## WHAT THE EXERCISE ASKS
Exclude the pictures, then copy all remaining records exactly.

- - - - - - -

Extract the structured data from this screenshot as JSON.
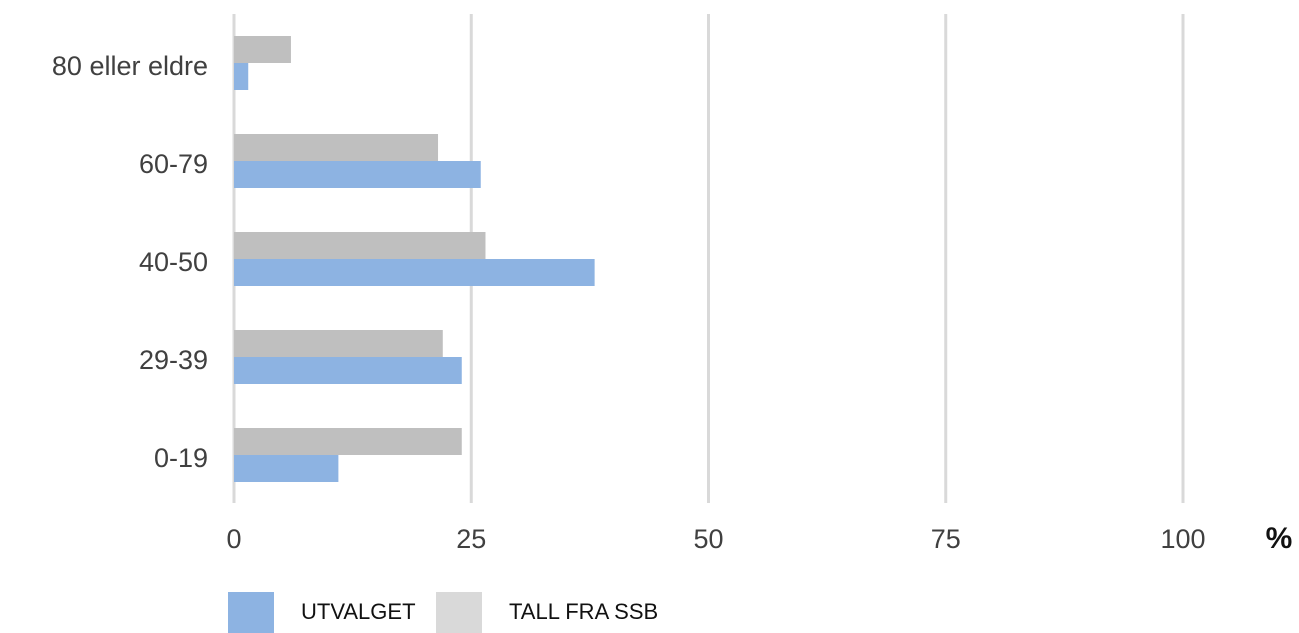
{
  "chart_data": {
    "type": "bar",
    "orientation": "horizontal",
    "categories": [
      "80 eller eldre",
      "60-79",
      "40-50",
      "29-39",
      "0-19"
    ],
    "series": [
      {
        "name": "UTVALGET",
        "values": [
          1.5,
          26,
          38,
          24,
          11
        ],
        "color": "#8db3e2"
      },
      {
        "name": "TALL FRA SSB",
        "values": [
          6,
          21.5,
          26.5,
          22,
          24
        ],
        "color": "#bfbfbf"
      }
    ],
    "legend_swatch_colors": [
      "#8db3e2",
      "#d9d9d9"
    ],
    "x_ticks": [
      0,
      25,
      50,
      75,
      100
    ],
    "xlim": [
      0,
      100
    ],
    "x_unit": "%",
    "gridlines": true,
    "legend_position": "bottom-left"
  }
}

- - - - - - -

## RESPONSE TO THIS EXERCISE
Extract the structured data from this screenshot as JSON.
{
  "chart_data": {
    "type": "bar",
    "orientation": "horizontal",
    "categories": [
      "80 eller eldre",
      "60-79",
      "40-50",
      "29-39",
      "0-19"
    ],
    "series": [
      {
        "name": "UTVALGET",
        "values": [
          1.5,
          26,
          38,
          24,
          11
        ],
        "color": "#8db3e2"
      },
      {
        "name": "TALL FRA SSB",
        "values": [
          6,
          21.5,
          26.5,
          22,
          24
        ],
        "color": "#bfbfbf"
      }
    ],
    "legend_swatch_colors": [
      "#8db3e2",
      "#d9d9d9"
    ],
    "x_ticks": [
      0,
      25,
      50,
      75,
      100
    ],
    "xlim": [
      0,
      100
    ],
    "x_unit": "%",
    "gridlines": true,
    "legend_position": "bottom-left"
  }
}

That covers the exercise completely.